• Challenge A: In the churn-data notebook excerpt, rewrite the code block beginning "non_missing_percentage = data.notnull().mean() * 100" as a short list of the steps it performs.
• Challenge B: Write the next lines of code for the churn-data notebook excerpt, picking up after its final statement.

• Passage:
◇ ◇ ◇ ◇ ◇

No missing values after preprocessing.


In [117]:
non_missing_percentage = data.notnull().mean() * 100
non_missing_df = pd.DataFrame(non_missing_percentage, columns=["Non-Missing Percentage"])
non_missing_df = non_missing_df.reset_index().rename(columns={"index": "Feature"})
non_missing_df.index = non_missing_df.index + 1
non_missing_df.style.set_caption("<b>Non-Missing Percentage of Features</b>").format({"Non-Missing Percentage": "{:.2f}"})

Unnamed: 0,Feature,Non-Missing Percentage
1,Gender,100.0
2,Age,100.0
3,Senior Citizen,100.0
4,Married,100.0
5,Number of Dependents,100.0
6,Number of Referrals,100.0
7,Tenure in Months,100.0
8,Offer,100.0
9,Phone Service,100.0
10,Multiple Lines,100.0


## 1.9. Feature Type Categorization and Display

In [118]:
categorical_features = [
    "Gender", "Senior Citizen", "Married", "Offer", "Phone Service", "Multiple Lines", "Internet Type",
    "Unlimited Data", "Online Security", "Online Backup", "Device Protection Plan", "Premium Tech Support",
    "Streaming TV", "Streaming Movies", "Streaming Music", "Paperless Billing", "Payment Method", "Churn Label"
]
numeric_features = ["Age", "Number of Dependents", "Number of Referrals", "Tenure in Months", "Total Revenue"]
max_length = max(len(categorical_features), len(numeric_features))
categorical_features_feature = categorical_features.copy()
numeric_features_feature = numeric_features.copy()
categorical_features_feature += [""] * (max_length - len(categorical_features))
numeric_features_feature += [""] * (max_length - len(numeric_features))

◇ ◇ ◇ ◇ ◇

• Data section:
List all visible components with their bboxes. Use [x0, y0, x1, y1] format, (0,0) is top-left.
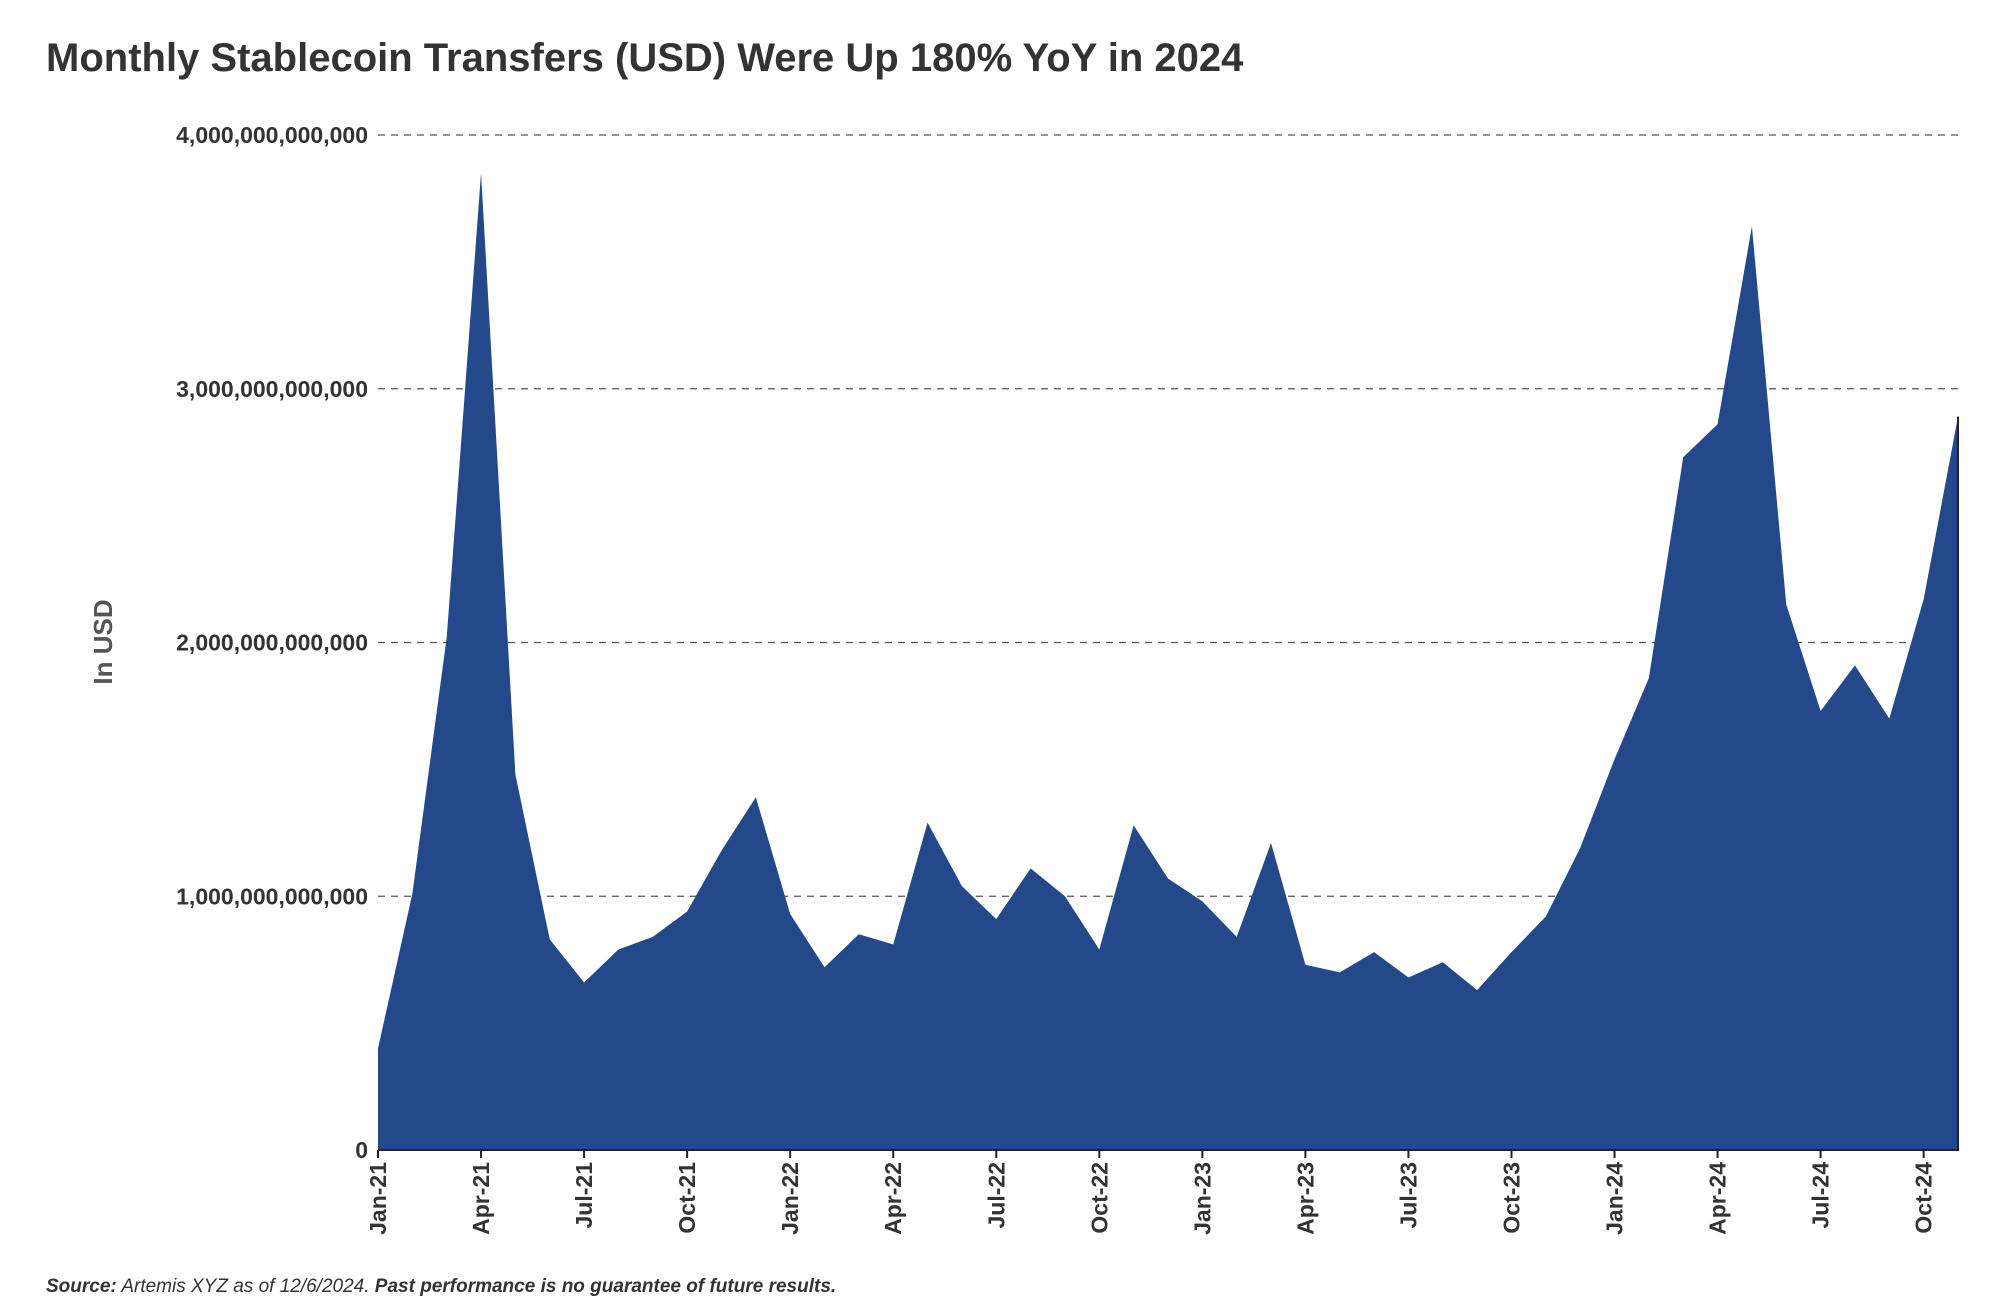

◇ ◇ ◇ ◇ ◇

• Task output A:
- Compute the percentage of non-null values in each column of `data`.
- Store these percentages in a DataFrame with the column "Non-Missing Percentage".
- Reset the index and rename the "index" column to "Feature".
- Make the row index start at 1.
- Display the table with the bold caption "Non-Missing Percentage of Features" and the percentages formatted to two decimal places.

• Task output B:
feature_types_df = pd.DataFrame({
    "Categorical Features": categorical_features_feature,
    "Numeric Features": numeric_features_feature
})
feature_types_df.index = feature_types_df.index + 1
feature_types_df.style.set_caption("<b>Categorization of Features by Type</b>")

Unnamed: 0,Categorical Features,Numeric Features
1,Gender,Age
2,Senior Citizen,Number of Dependents
3,Married,Number of Referrals
4,Offer,Tenure in Months
5,Phone Service,Total Revenue
6,Multiple Lines,
7,Internet Type,
8,Unlimited Data,
9,Online Security,
10,Online Backup,


In [119]:
categorical_features_data_types = pd.DataFrame(data[categorical_features].dtypes, columns=["Categorical Features' Data Types"])
categorical_features_data_types.style.set_caption("<b>Categorical Features' Data Types</b>")
numeric_features_data_types = pd.DataFrame(data[numeric_features].dtypes, columns=["Numeric Features' Data Types"])
numeric_features_data_types.style.set_caption("Numeric Features' Data Types")

Unnamed: 0,Numeric Features' Data Types
Age,int64
Number of Dependents,int64
Number of Referrals,float64
Tenure in Months,int64
Total Revenue,float64


## 1.10. Analysis of Categorical Feature Unique Values

In [120]:
rows = []
for feature in categorical_features:
    value_counts = data[feature].value_counts()
    first_row = True
    for value, count in value_counts.items():
        percentage = round((count / len(data)) * 100, 2)
        feature_name = feature if first_row else ""
        rows.append([feature_name, value, count, percentage])
        first_row = False
unique_values_df = pd.DataFrame(rows, columns=["Feature", "Unique Value", "Frequency", "Percentage"])
unique_values_df["Percentage"] = unique_values_df["Percentage"].round(2)
unique_values_df = (
    unique_values_df.style
    .set_caption("<b>Unique Values in Categorical Features</b>")
    .hide(axis="index")
)
unique_values_df

Feature,Unique Value,Frequency,Percentage
Gender,Male,3555,50.48
,Female,3488,49.52
Senior Citizen,No,5901,83.79
,Yes,1142,16.21
Married,No,3641,51.7
,Yes,3402,48.3
Offer,,3877,55.05
,Offer B,824,11.7
,Offer E,805,11.43
,Offer D,602,8.55


In [121]:
# Split data into train and test sets
from sklearn.model_selection import train_test_split
train_data, test_data = train_test_split(data, test_size=0.2, random_state=100)
print(f"Train set shape: {train_data.shape}, Test set shape: {test_data.shape}")

Train set shape: (5634, 23), Test set shape: (1409, 23)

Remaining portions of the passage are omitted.